▶ [Record extracts]
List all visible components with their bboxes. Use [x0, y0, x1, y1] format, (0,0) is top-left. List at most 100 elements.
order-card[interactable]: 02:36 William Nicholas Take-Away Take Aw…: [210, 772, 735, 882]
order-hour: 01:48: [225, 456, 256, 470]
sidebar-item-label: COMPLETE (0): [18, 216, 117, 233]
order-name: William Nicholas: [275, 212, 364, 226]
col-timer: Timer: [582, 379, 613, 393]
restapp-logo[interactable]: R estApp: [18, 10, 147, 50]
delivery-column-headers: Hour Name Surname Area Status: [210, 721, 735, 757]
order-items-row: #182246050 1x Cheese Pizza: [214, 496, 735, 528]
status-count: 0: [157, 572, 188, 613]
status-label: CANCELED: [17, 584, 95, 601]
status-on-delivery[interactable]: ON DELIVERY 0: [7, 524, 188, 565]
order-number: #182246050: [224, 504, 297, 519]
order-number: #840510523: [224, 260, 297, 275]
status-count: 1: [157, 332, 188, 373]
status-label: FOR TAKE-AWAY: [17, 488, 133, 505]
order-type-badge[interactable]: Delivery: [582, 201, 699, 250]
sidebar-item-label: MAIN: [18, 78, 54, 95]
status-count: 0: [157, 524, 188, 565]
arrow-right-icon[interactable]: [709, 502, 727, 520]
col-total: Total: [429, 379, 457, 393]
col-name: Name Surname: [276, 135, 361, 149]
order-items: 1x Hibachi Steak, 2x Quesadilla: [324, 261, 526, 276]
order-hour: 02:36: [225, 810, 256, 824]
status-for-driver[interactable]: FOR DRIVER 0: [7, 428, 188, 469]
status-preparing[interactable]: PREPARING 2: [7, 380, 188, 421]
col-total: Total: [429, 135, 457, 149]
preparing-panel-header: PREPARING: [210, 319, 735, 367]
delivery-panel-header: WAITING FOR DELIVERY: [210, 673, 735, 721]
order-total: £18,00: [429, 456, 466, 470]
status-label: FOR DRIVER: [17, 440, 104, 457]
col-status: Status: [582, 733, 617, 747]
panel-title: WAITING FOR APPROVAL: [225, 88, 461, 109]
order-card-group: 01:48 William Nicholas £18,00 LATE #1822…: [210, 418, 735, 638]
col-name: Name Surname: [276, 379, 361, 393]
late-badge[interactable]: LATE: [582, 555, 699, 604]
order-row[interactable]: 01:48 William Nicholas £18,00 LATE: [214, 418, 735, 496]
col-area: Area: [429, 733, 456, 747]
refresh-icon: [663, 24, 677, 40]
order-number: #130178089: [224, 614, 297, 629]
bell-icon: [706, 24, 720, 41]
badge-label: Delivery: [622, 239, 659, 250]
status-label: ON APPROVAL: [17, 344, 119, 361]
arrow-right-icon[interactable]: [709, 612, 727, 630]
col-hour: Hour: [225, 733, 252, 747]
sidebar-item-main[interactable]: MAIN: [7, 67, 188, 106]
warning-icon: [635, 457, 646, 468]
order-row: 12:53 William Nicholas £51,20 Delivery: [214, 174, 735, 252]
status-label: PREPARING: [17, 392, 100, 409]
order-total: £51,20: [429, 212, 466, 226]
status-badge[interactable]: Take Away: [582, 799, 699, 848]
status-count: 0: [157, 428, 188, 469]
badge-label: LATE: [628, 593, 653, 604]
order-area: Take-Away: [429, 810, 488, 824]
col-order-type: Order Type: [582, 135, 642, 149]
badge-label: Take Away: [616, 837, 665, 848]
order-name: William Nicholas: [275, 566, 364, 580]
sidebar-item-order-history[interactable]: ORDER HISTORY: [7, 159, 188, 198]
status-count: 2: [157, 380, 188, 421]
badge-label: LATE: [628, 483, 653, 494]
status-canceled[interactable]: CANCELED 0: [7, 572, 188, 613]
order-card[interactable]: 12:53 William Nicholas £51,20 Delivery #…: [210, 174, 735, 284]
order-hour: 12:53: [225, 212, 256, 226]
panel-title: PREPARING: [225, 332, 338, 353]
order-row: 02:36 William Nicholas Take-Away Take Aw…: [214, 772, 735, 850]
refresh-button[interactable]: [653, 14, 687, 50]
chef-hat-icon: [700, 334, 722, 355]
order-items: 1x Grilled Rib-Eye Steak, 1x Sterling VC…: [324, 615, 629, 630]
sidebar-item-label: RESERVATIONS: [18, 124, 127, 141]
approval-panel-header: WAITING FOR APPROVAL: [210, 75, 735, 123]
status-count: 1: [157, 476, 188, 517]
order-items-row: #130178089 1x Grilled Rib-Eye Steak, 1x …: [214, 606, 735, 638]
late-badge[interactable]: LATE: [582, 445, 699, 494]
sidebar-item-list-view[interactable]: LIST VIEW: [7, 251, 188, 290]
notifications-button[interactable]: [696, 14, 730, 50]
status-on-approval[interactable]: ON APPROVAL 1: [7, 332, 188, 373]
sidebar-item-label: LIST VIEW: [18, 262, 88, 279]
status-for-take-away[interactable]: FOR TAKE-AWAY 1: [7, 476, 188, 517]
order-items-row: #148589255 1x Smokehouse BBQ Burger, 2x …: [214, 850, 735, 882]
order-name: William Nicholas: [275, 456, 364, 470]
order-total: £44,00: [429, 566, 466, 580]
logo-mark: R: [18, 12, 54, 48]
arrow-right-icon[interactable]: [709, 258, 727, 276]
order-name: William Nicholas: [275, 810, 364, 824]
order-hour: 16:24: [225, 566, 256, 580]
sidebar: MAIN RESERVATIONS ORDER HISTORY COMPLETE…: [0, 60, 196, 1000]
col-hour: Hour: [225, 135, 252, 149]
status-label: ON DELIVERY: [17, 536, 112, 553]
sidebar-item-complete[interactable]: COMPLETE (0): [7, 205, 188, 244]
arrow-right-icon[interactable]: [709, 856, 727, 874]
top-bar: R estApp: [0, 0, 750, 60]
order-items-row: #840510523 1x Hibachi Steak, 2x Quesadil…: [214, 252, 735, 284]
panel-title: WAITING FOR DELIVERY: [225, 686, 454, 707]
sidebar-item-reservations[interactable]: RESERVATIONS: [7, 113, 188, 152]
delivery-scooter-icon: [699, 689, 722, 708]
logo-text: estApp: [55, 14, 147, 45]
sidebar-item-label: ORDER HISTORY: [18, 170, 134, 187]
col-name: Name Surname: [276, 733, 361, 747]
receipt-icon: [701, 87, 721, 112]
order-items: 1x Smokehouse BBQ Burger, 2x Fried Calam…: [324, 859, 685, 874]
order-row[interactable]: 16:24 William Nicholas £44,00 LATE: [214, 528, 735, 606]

▶ [What is being asked]
Please quote the lines above word for word, every one of them.

▶ [Task answer]
List all visible components with their bboxes. Use [x0, y0, x1, y1] format, (0,0) is top-left. List at most 100 elements.
order-card[interactable]: 02:36 William Nicholas Take-Away Take Aw…: [210, 772, 735, 882]
order-hour: 01:48: [225, 456, 256, 470]
sidebar-item-label: COMPLETE (0): [18, 216, 117, 233]
order-name: William Nicholas: [275, 212, 364, 226]
col-timer: Timer: [582, 379, 613, 393]
restapp-logo[interactable]: R estApp: [18, 10, 147, 50]
delivery-column-headers: Hour Name Surname Area Status: [210, 721, 735, 757]
order-items-row: #182246050 1x Cheese Pizza: [214, 496, 735, 528]
status-count: 0: [157, 572, 188, 613]
status-label: CANCELED: [17, 584, 95, 601]
status-on-delivery[interactable]: ON DELIVERY 0: [7, 524, 188, 565]
order-number: #182246050: [224, 504, 297, 519]
order-number: #840510523: [224, 260, 297, 275]
status-count: 1: [157, 332, 188, 373]
status-label: FOR TAKE-AWAY: [17, 488, 133, 505]
order-type-badge[interactable]: Delivery: [582, 201, 699, 250]
sidebar-item-label: MAIN: [18, 78, 54, 95]
status-count: 0: [157, 524, 188, 565]
arrow-right-icon[interactable]: [709, 502, 727, 520]
col-total: Total: [429, 379, 457, 393]
col-name: Name Surname: [276, 135, 361, 149]
order-items: 1x Hibachi Steak, 2x Quesadilla: [324, 261, 526, 276]
order-hour: 02:36: [225, 810, 256, 824]
status-for-driver[interactable]: FOR DRIVER 0: [7, 428, 188, 469]
status-preparing[interactable]: PREPARING 2: [7, 380, 188, 421]
col-total: Total: [429, 135, 457, 149]
preparing-panel-header: PREPARING: [210, 319, 735, 367]
delivery-panel-header: WAITING FOR DELIVERY: [210, 673, 735, 721]
order-total: £18,00: [429, 456, 466, 470]
status-label: FOR DRIVER: [17, 440, 104, 457]
col-status: Status: [582, 733, 617, 747]
panel-title: WAITING FOR APPROVAL: [225, 88, 461, 109]
order-card-group: 01:48 William Nicholas £18,00 LATE #1822…: [210, 418, 735, 638]
col-name: Name Surname: [276, 379, 361, 393]
late-badge[interactable]: LATE: [582, 555, 699, 604]
order-row[interactable]: 01:48 William Nicholas £18,00 LATE: [214, 418, 735, 496]
col-area: Area: [429, 733, 456, 747]
refresh-icon: [663, 24, 677, 40]
order-number: #130178089: [224, 614, 297, 629]
bell-icon: [706, 24, 720, 41]
badge-label: Delivery: [622, 239, 659, 250]
status-label: ON APPROVAL: [17, 344, 119, 361]
arrow-right-icon[interactable]: [709, 612, 727, 630]
col-hour: Hour: [225, 733, 252, 747]
sidebar-item-main[interactable]: MAIN: [7, 67, 188, 106]
warning-icon: [635, 457, 646, 468]
order-row: 12:53 William Nicholas £51,20 Delivery: [214, 174, 735, 252]
status-label: PREPARING: [17, 392, 100, 409]
order-total: £51,20: [429, 212, 466, 226]
status-badge[interactable]: Take Away: [582, 799, 699, 848]
status-count: 0: [157, 428, 188, 469]
badge-label: LATE: [628, 593, 653, 604]
order-area: Take-Away: [429, 810, 488, 824]
col-order-type: Order Type: [582, 135, 642, 149]
badge-label: Take Away: [616, 837, 665, 848]
order-name: William Nicholas: [275, 566, 364, 580]
sidebar-item-order-history[interactable]: ORDER HISTORY: [7, 159, 188, 198]
status-count: 2: [157, 380, 188, 421]
badge-label: LATE: [628, 483, 653, 494]
status-canceled[interactable]: CANCELED 0: [7, 572, 188, 613]
order-card[interactable]: 12:53 William Nicholas £51,20 Delivery #…: [210, 174, 735, 284]
order-hour: 12:53: [225, 212, 256, 226]
panel-title: PREPARING: [225, 332, 338, 353]
order-row: 02:36 William Nicholas Take-Away Take Aw…: [214, 772, 735, 850]
refresh-button[interactable]: [653, 14, 687, 50]
chef-hat-icon: [700, 334, 722, 355]
order-items: 1x Grilled Rib-Eye Steak, 1x Sterling VC…: [324, 615, 629, 630]
sidebar-item-label: RESERVATIONS: [18, 124, 127, 141]
approval-panel-header: WAITING FOR APPROVAL: [210, 75, 735, 123]
status-count: 1: [157, 476, 188, 517]
order-items-row: #130178089 1x Grilled Rib-Eye Steak, 1x …: [214, 606, 735, 638]
late-badge[interactable]: LATE: [582, 445, 699, 494]
sidebar-item-list-view[interactable]: LIST VIEW: [7, 251, 188, 290]
notifications-button[interactable]: [696, 14, 730, 50]
status-on-approval[interactable]: ON APPROVAL 1: [7, 332, 188, 373]
sidebar-item-label: LIST VIEW: [18, 262, 88, 279]
status-for-take-away[interactable]: FOR TAKE-AWAY 1: [7, 476, 188, 517]
order-items-row: #148589255 1x Smokehouse BBQ Burger, 2x …: [214, 850, 735, 882]
order-name: William Nicholas: [275, 456, 364, 470]
order-total: £44,00: [429, 566, 466, 580]
logo-mark: R: [18, 12, 54, 48]
arrow-right-icon[interactable]: [709, 258, 727, 276]
order-name: William Nicholas: [275, 810, 364, 824]
order-hour: 16:24: [225, 566, 256, 580]
sidebar: MAIN RESERVATIONS ORDER HISTORY COMPLETE…: [0, 60, 196, 1000]
col-hour: Hour: [225, 135, 252, 149]
status-label: ON DELIVERY: [17, 536, 112, 553]
sidebar-item-complete[interactable]: COMPLETE (0): [7, 205, 188, 244]
arrow-right-icon[interactable]: [709, 856, 727, 874]
top-bar: R estApp: [0, 0, 750, 60]
order-items-row: #840510523 1x Hibachi Steak, 2x Quesadil…: [214, 252, 735, 284]
panel-title: WAITING FOR DELIVERY: [225, 686, 454, 707]
sidebar-item-reservations[interactable]: RESERVATIONS: [7, 113, 188, 152]
delivery-scooter-icon: [699, 689, 722, 708]
logo-text: estApp: [55, 14, 147, 45]
sidebar-item-label: ORDER HISTORY: [18, 170, 134, 187]
col-name: Name Surname: [276, 733, 361, 747]
receipt-icon: [701, 87, 721, 112]
order-items: 1x Smokehouse BBQ Burger, 2x Fried Calam…: [324, 859, 685, 874]
order-row[interactable]: 16:24 William Nicholas £44,00 LATE: [214, 528, 735, 606]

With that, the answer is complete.